* _GIVEN ENTRIES_:
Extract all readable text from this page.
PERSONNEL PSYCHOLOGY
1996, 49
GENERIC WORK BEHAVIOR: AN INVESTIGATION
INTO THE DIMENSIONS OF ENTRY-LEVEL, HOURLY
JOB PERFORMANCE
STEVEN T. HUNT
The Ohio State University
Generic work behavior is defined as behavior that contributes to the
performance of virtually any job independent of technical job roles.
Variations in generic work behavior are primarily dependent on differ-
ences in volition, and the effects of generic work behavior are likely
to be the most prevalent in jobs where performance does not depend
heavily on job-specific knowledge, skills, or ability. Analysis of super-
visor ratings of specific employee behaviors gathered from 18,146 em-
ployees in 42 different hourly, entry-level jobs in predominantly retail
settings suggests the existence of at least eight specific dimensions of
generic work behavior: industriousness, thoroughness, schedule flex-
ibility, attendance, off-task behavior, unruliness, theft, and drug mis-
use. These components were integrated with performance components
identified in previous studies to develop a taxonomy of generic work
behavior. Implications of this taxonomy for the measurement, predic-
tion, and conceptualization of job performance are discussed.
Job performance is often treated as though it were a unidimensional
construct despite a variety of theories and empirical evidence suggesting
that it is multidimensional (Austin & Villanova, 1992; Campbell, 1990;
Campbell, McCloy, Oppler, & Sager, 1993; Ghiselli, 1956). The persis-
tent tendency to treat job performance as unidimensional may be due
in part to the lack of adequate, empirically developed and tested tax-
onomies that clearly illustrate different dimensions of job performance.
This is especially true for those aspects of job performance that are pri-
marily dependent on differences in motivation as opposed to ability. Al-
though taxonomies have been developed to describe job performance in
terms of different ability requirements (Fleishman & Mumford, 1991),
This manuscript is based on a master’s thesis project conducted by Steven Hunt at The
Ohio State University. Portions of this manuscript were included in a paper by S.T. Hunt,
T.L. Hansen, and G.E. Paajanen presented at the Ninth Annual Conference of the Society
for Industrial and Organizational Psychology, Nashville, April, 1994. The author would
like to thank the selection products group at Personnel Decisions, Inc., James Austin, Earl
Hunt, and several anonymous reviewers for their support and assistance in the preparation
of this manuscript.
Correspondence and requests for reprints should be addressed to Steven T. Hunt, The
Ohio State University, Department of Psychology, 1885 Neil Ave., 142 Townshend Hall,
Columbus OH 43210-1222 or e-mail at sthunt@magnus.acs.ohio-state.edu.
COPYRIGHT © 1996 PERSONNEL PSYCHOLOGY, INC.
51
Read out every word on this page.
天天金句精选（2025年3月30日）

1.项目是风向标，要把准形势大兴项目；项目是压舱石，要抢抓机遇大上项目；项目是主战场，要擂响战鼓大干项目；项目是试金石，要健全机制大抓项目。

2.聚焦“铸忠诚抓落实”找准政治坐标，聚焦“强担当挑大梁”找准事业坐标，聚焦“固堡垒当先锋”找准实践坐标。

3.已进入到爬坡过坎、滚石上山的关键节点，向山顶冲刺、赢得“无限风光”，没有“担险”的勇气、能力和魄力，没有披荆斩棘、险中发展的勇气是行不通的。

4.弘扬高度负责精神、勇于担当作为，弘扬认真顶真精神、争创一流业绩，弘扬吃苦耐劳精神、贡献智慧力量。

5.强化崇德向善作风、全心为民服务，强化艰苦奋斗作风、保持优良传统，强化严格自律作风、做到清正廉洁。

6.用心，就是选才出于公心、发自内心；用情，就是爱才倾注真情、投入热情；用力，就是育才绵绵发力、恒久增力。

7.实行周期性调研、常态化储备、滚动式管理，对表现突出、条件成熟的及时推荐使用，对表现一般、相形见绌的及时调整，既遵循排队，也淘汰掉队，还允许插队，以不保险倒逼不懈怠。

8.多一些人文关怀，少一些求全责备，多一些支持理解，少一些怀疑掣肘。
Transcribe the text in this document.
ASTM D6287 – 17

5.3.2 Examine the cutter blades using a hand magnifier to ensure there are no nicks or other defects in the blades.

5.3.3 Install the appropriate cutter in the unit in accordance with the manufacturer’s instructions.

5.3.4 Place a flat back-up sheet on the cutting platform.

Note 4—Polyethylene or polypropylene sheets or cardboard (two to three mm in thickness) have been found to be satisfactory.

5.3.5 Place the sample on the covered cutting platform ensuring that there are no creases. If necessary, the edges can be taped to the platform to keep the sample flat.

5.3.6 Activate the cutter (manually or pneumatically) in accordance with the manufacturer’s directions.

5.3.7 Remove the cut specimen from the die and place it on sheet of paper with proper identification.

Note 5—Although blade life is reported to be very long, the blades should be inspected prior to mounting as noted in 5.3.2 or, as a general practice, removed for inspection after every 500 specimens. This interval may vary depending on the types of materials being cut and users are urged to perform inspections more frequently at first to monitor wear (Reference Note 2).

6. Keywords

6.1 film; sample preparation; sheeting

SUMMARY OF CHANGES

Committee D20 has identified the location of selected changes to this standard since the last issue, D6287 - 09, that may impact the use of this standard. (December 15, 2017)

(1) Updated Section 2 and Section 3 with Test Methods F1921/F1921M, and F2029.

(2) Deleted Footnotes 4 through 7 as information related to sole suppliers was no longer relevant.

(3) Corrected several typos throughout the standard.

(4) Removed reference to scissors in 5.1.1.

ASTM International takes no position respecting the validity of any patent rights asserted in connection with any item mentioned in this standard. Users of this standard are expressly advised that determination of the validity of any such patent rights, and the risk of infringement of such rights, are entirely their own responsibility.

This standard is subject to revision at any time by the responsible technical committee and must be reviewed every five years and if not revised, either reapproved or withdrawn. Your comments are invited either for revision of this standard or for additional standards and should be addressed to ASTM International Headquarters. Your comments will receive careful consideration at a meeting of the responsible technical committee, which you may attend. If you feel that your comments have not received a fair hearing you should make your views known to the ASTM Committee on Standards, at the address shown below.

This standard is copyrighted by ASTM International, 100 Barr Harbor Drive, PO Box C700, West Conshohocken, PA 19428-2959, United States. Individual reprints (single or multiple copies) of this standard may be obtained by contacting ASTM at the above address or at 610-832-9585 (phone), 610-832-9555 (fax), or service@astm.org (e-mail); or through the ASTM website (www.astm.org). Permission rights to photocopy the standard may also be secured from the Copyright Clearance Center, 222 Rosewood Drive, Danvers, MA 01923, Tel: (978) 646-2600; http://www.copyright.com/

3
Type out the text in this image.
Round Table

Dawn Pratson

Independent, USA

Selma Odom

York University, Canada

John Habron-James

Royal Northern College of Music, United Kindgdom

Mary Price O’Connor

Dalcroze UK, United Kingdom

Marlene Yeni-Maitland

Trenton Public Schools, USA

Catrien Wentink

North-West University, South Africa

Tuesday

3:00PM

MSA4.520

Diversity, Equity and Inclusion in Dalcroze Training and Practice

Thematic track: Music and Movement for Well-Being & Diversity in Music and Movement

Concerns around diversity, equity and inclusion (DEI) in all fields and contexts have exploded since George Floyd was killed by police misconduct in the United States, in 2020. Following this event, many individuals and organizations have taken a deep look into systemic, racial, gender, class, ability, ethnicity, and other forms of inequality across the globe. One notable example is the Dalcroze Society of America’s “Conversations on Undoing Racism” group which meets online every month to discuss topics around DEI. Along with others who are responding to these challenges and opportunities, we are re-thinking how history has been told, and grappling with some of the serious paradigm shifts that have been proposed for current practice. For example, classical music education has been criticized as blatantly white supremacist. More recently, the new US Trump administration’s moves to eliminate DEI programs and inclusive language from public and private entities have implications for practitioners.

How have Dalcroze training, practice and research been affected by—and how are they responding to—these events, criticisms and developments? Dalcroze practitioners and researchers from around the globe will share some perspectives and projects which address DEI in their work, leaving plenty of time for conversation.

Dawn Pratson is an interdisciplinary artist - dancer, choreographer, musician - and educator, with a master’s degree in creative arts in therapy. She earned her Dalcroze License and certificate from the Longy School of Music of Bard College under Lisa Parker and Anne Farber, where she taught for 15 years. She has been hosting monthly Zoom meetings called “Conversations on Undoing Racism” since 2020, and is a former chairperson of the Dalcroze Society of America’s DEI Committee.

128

* _EXERCISE REQUIREMENTS_: All lines that include "platform" are to be gathered and copied.

* _SOLVED EXERCISE_:
5.3.4 Place a flat back-up sheet on the cutting platform.
5.3.5 Place the sample on the covered cutting platform ensuring that there are no creases. If necessary, the edges can be taped to the platform to keep the sample flat.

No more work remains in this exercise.